▶ [Listing]:
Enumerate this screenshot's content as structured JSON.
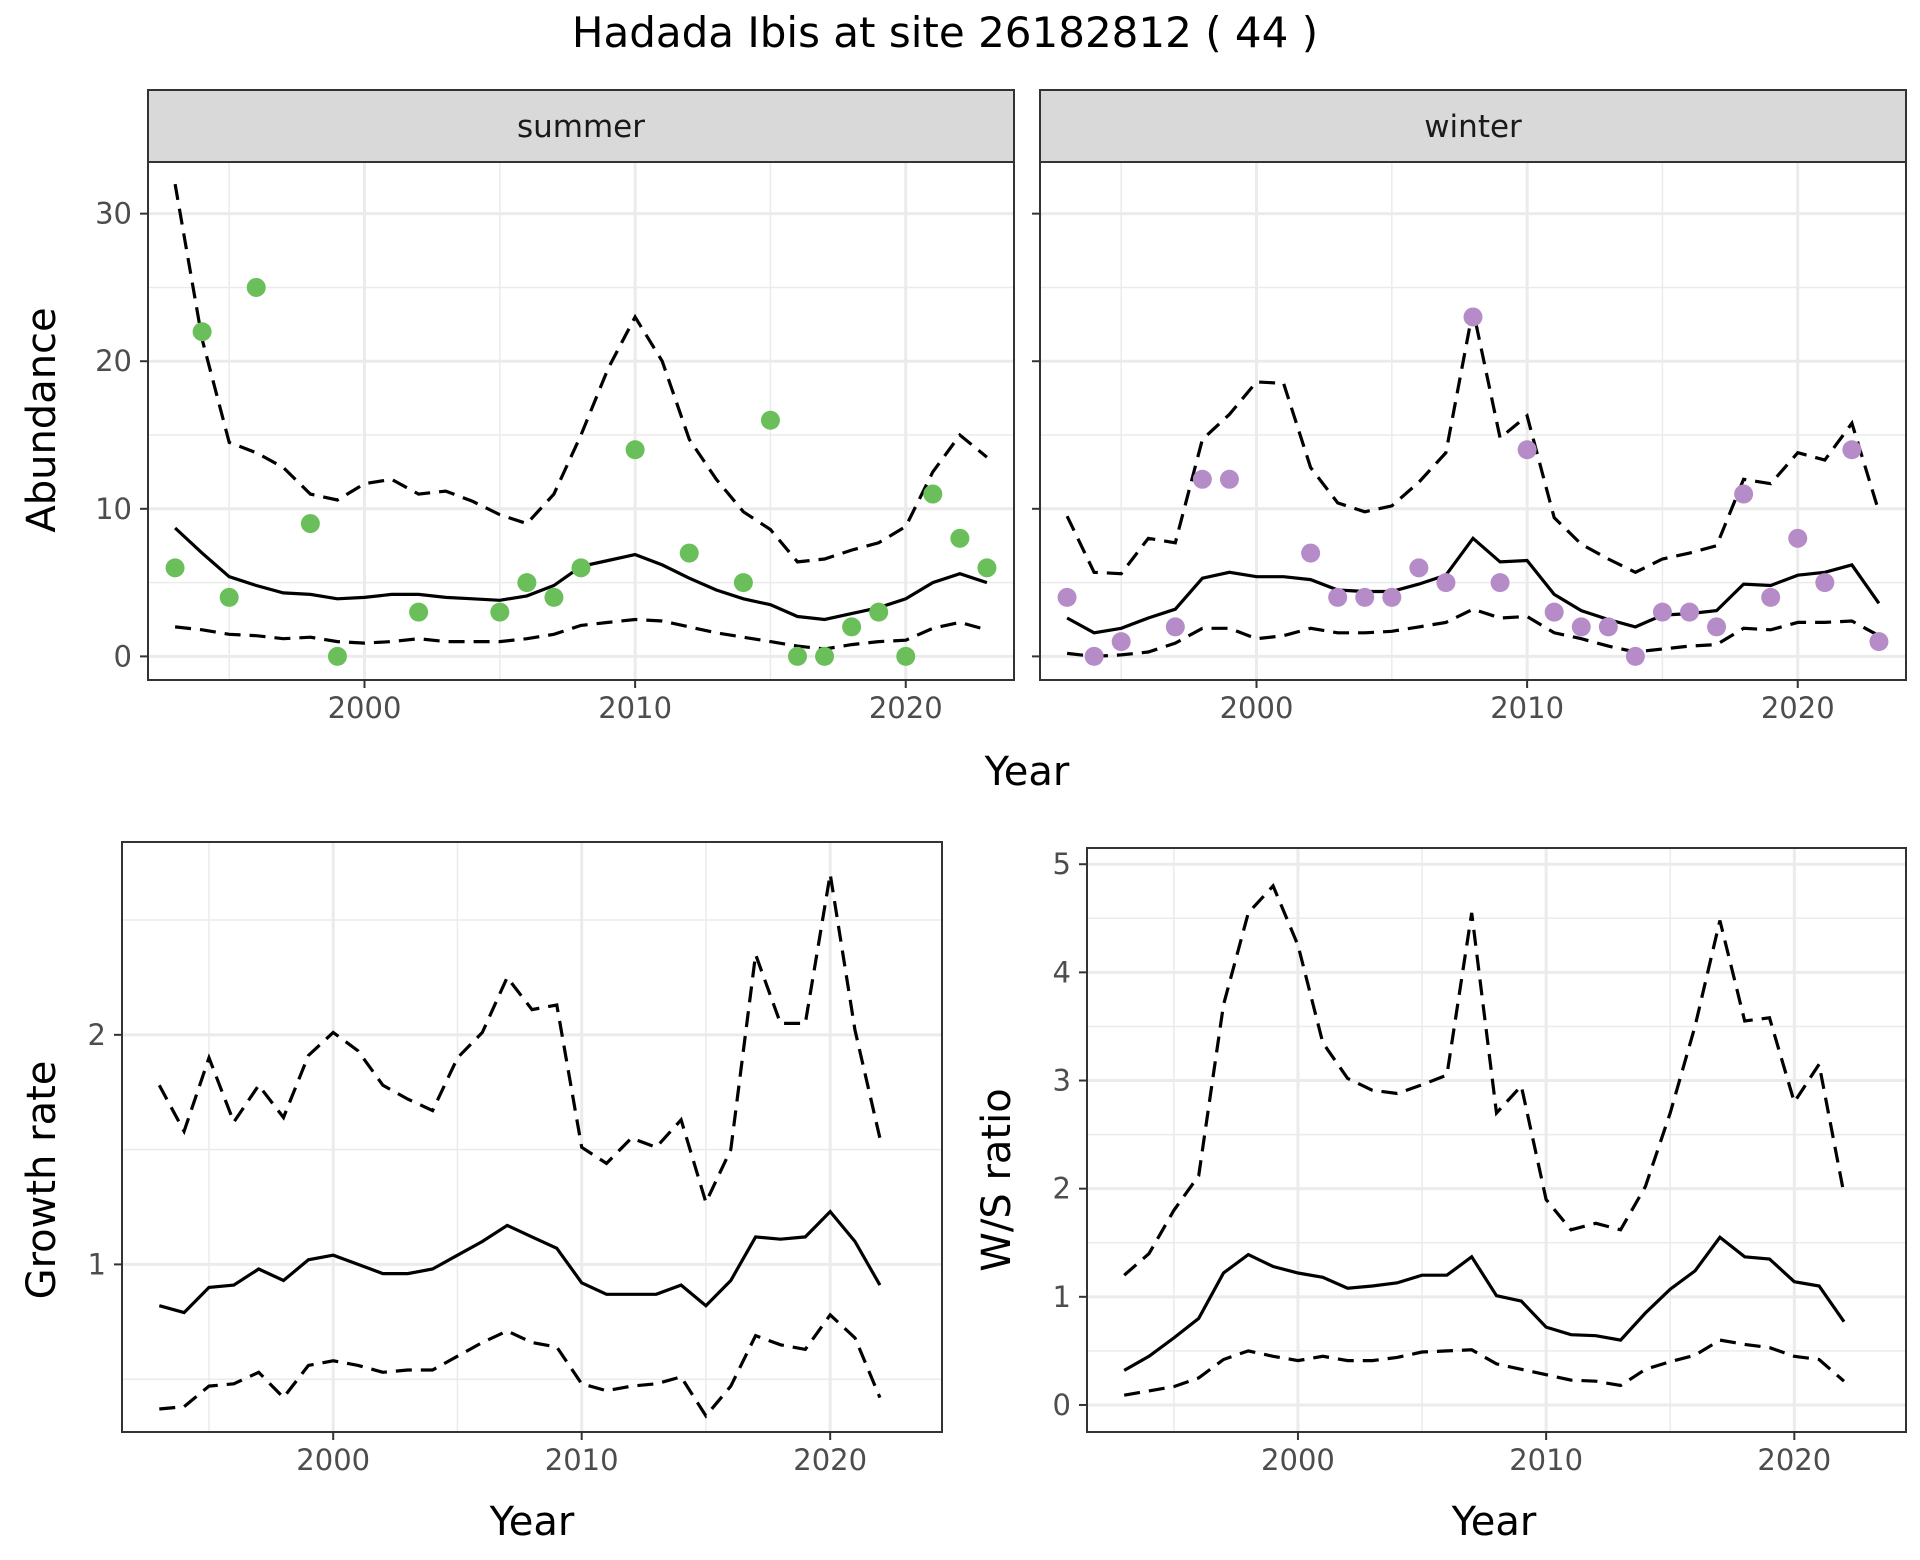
{
  "title": "Hadada Ibis at site 26182812 ( 44 )",
  "colors": {
    "summer_points": "#6abf5a",
    "winter_points": "#b58cc8",
    "line": "#000000",
    "strip": "#d9d9d9",
    "grid": "#ebebeb"
  },
  "chart_data": [
    {
      "type": "scatter",
      "panel": "summer",
      "ylabel": "Abundance",
      "xlabel": "Year",
      "xlim": [
        1992,
        2024
      ],
      "ylim": [
        -1.6,
        33.5
      ],
      "x_ticks": [
        2000,
        2010,
        2020
      ],
      "y_ticks": [
        0,
        10,
        20,
        30
      ],
      "points": {
        "name": "observed",
        "x": [
          1993,
          1994,
          1995,
          1996,
          1998,
          1999,
          2002,
          2005,
          2006,
          2007,
          2008,
          2010,
          2012,
          2014,
          2015,
          2016,
          2017,
          2018,
          2019,
          2020,
          2021,
          2022,
          2023
        ],
        "y": [
          6,
          22,
          4,
          25,
          9,
          0,
          3,
          3,
          5,
          4,
          6,
          14,
          7,
          5,
          16,
          0,
          0,
          2,
          3,
          0,
          11,
          8,
          6
        ]
      },
      "x": [
        1993,
        1994,
        1995,
        1996,
        1997,
        1998,
        1999,
        2000,
        2001,
        2002,
        2003,
        2004,
        2005,
        2006,
        2007,
        2008,
        2009,
        2010,
        2011,
        2012,
        2013,
        2014,
        2015,
        2016,
        2017,
        2018,
        2019,
        2020,
        2021,
        2022,
        2023
      ],
      "series": [
        {
          "name": "",
          "style": "solid",
          "values": [
            8.7,
            7.0,
            5.4,
            4.8,
            4.3,
            4.2,
            3.9,
            4.0,
            4.2,
            4.2,
            4.0,
            3.9,
            3.8,
            4.1,
            4.8,
            6.1,
            6.5,
            6.9,
            6.2,
            5.3,
            4.5,
            3.9,
            3.5,
            2.7,
            2.5,
            2.9,
            3.3,
            3.9,
            5.0,
            5.6,
            5.0
          ]
        },
        {
          "name": "",
          "style": "dashed",
          "values": [
            32.0,
            21.5,
            14.5,
            13.8,
            12.8,
            11.0,
            10.6,
            11.7,
            12.0,
            11.0,
            11.2,
            10.5,
            9.6,
            9.0,
            11.0,
            15.0,
            19.5,
            23.0,
            20.0,
            14.7,
            12.0,
            9.8,
            8.6,
            6.4,
            6.6,
            7.2,
            7.7,
            8.8,
            12.5,
            15.0,
            13.5
          ]
        },
        {
          "name": "",
          "style": "dashed",
          "values": [
            2.0,
            1.8,
            1.5,
            1.4,
            1.2,
            1.3,
            1.0,
            0.9,
            1.0,
            1.2,
            1.0,
            1.0,
            1.0,
            1.2,
            1.5,
            2.1,
            2.3,
            2.5,
            2.4,
            2.0,
            1.6,
            1.3,
            1.0,
            0.7,
            0.5,
            0.8,
            1.0,
            1.1,
            1.9,
            2.3,
            1.8
          ]
        }
      ]
    },
    {
      "type": "scatter",
      "panel": "winter",
      "ylabel": "",
      "xlabel": "Year",
      "xlim": [
        1992,
        2024
      ],
      "ylim": [
        -1.6,
        33.5
      ],
      "x_ticks": [
        2000,
        2010,
        2020
      ],
      "y_ticks": [
        0,
        10,
        20,
        30
      ],
      "points": {
        "name": "observed",
        "x": [
          1993,
          1994,
          1995,
          1997,
          1998,
          1999,
          2002,
          2003,
          2004,
          2005,
          2006,
          2007,
          2008,
          2009,
          2010,
          2011,
          2012,
          2013,
          2014,
          2015,
          2016,
          2017,
          2018,
          2019,
          2020,
          2021,
          2022,
          2023
        ],
        "y": [
          4,
          0,
          1,
          2,
          12,
          12,
          7,
          4,
          4,
          4,
          6,
          5,
          23,
          5,
          14,
          3,
          2,
          2,
          0,
          3,
          3,
          2,
          11,
          4,
          8,
          5,
          14,
          1
        ]
      },
      "x": [
        1993,
        1994,
        1995,
        1996,
        1997,
        1998,
        1999,
        2000,
        2001,
        2002,
        2003,
        2004,
        2005,
        2006,
        2007,
        2008,
        2009,
        2010,
        2011,
        2012,
        2013,
        2014,
        2015,
        2016,
        2017,
        2018,
        2019,
        2020,
        2021,
        2022,
        2023
      ],
      "series": [
        {
          "name": "",
          "style": "solid",
          "values": [
            2.6,
            1.6,
            1.9,
            2.6,
            3.2,
            5.3,
            5.7,
            5.4,
            5.4,
            5.2,
            4.5,
            4.4,
            4.4,
            4.9,
            5.5,
            8.0,
            6.4,
            6.5,
            4.2,
            3.1,
            2.5,
            2.0,
            2.8,
            2.9,
            3.1,
            4.9,
            4.8,
            5.5,
            5.7,
            6.2,
            3.6
          ]
        },
        {
          "name": "",
          "style": "dashed",
          "values": [
            9.5,
            5.7,
            5.6,
            8.0,
            7.7,
            14.7,
            16.4,
            18.6,
            18.5,
            12.8,
            10.4,
            9.8,
            10.2,
            11.8,
            13.8,
            23.5,
            14.8,
            16.3,
            9.4,
            7.6,
            6.6,
            5.7,
            6.6,
            7.0,
            7.5,
            12.0,
            11.7,
            13.8,
            13.3,
            15.8,
            9.8
          ]
        },
        {
          "name": "",
          "style": "dashed",
          "values": [
            0.2,
            0.0,
            0.1,
            0.3,
            0.9,
            1.9,
            1.9,
            1.2,
            1.4,
            1.9,
            1.6,
            1.6,
            1.7,
            2.0,
            2.3,
            3.2,
            2.6,
            2.7,
            1.6,
            1.2,
            0.7,
            0.3,
            0.5,
            0.7,
            0.8,
            1.9,
            1.8,
            2.3,
            2.3,
            2.4,
            1.4
          ]
        }
      ]
    },
    {
      "type": "line",
      "panel": "growth",
      "ylabel": "Growth rate",
      "xlabel": "Year",
      "xlim": [
        1991.5,
        2024.5
      ],
      "ylim": [
        0.27,
        2.84
      ],
      "x_ticks": [
        2000,
        2010,
        2020
      ],
      "y_ticks": [
        1,
        2
      ],
      "x": [
        1993,
        1994,
        1995,
        1996,
        1997,
        1998,
        1999,
        2000,
        2001,
        2002,
        2003,
        2004,
        2005,
        2006,
        2007,
        2008,
        2009,
        2010,
        2011,
        2012,
        2013,
        2014,
        2015,
        2016,
        2017,
        2018,
        2019,
        2020,
        2021,
        2022
      ],
      "series": [
        {
          "name": "",
          "style": "solid",
          "values": [
            0.82,
            0.79,
            0.9,
            0.91,
            0.98,
            0.93,
            1.02,
            1.04,
            1.0,
            0.96,
            0.96,
            0.98,
            1.04,
            1.1,
            1.17,
            1.12,
            1.07,
            0.92,
            0.87,
            0.87,
            0.87,
            0.91,
            0.82,
            0.93,
            1.12,
            1.11,
            1.12,
            1.23,
            1.1,
            0.91
          ]
        },
        {
          "name": "",
          "style": "dashed",
          "values": [
            1.78,
            1.58,
            1.9,
            1.62,
            1.78,
            1.64,
            1.91,
            2.01,
            1.93,
            1.78,
            1.72,
            1.67,
            1.9,
            2.01,
            2.25,
            2.11,
            2.13,
            1.51,
            1.44,
            1.55,
            1.51,
            1.63,
            1.27,
            1.5,
            2.35,
            2.05,
            2.05,
            2.7,
            2.02,
            1.55
          ]
        },
        {
          "name": "",
          "style": "dashed",
          "values": [
            0.37,
            0.38,
            0.47,
            0.48,
            0.53,
            0.42,
            0.56,
            0.58,
            0.56,
            0.53,
            0.54,
            0.54,
            0.6,
            0.66,
            0.71,
            0.66,
            0.64,
            0.48,
            0.45,
            0.47,
            0.48,
            0.51,
            0.34,
            0.47,
            0.69,
            0.65,
            0.63,
            0.78,
            0.68,
            0.42
          ]
        }
      ]
    },
    {
      "type": "line",
      "panel": "ratio",
      "ylabel": "W/S ratio",
      "xlabel": "Year",
      "xlim": [
        1991.5,
        2024.5
      ],
      "ylim": [
        -0.25,
        5.15
      ],
      "x_ticks": [
        2000,
        2010,
        2020
      ],
      "y_ticks": [
        0,
        1,
        2,
        3,
        4,
        5
      ],
      "x": [
        1993,
        1994,
        1995,
        1996,
        1997,
        1998,
        1999,
        2000,
        2001,
        2002,
        2003,
        2004,
        2005,
        2006,
        2007,
        2008,
        2009,
        2010,
        2011,
        2012,
        2013,
        2014,
        2015,
        2016,
        2017,
        2018,
        2019,
        2020,
        2021,
        2022
      ],
      "series": [
        {
          "name": "",
          "style": "solid",
          "values": [
            0.32,
            0.45,
            0.62,
            0.8,
            1.22,
            1.39,
            1.28,
            1.22,
            1.18,
            1.08,
            1.1,
            1.13,
            1.2,
            1.2,
            1.37,
            1.01,
            0.96,
            0.72,
            0.65,
            0.64,
            0.6,
            0.85,
            1.07,
            1.24,
            1.55,
            1.37,
            1.35,
            1.14,
            1.1,
            0.77
          ]
        },
        {
          "name": "",
          "style": "dashed",
          "values": [
            1.2,
            1.4,
            1.8,
            2.12,
            3.7,
            4.55,
            4.8,
            4.25,
            3.35,
            3.02,
            2.91,
            2.88,
            2.96,
            3.05,
            4.55,
            2.7,
            2.95,
            1.9,
            1.62,
            1.68,
            1.62,
            2.02,
            2.7,
            3.5,
            4.48,
            3.55,
            3.58,
            2.8,
            3.15,
            1.95
          ]
        },
        {
          "name": "",
          "style": "dashed",
          "values": [
            0.09,
            0.13,
            0.17,
            0.25,
            0.42,
            0.5,
            0.45,
            0.41,
            0.45,
            0.41,
            0.41,
            0.44,
            0.49,
            0.5,
            0.51,
            0.38,
            0.33,
            0.28,
            0.23,
            0.22,
            0.18,
            0.33,
            0.4,
            0.46,
            0.6,
            0.56,
            0.53,
            0.45,
            0.42,
            0.22
          ]
        }
      ]
    }
  ]
}
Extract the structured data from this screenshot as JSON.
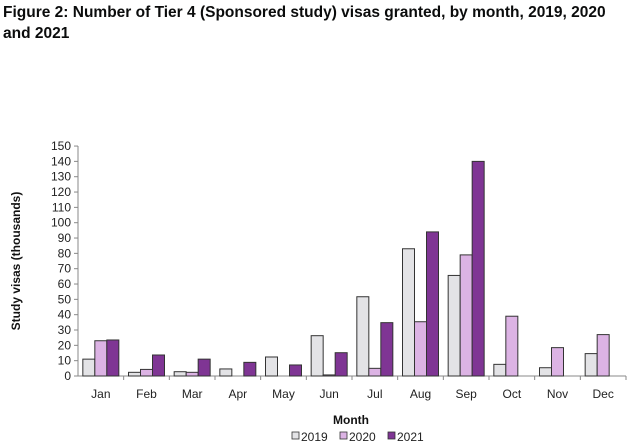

▶ [Exercise instructions]:
Read through the entries and copy every line that includes "panel".

▶ [Exercise answer]:
      "panel": "summer",
      "panel": "winter",
      "panel": "growth",
      "panel": "ratio",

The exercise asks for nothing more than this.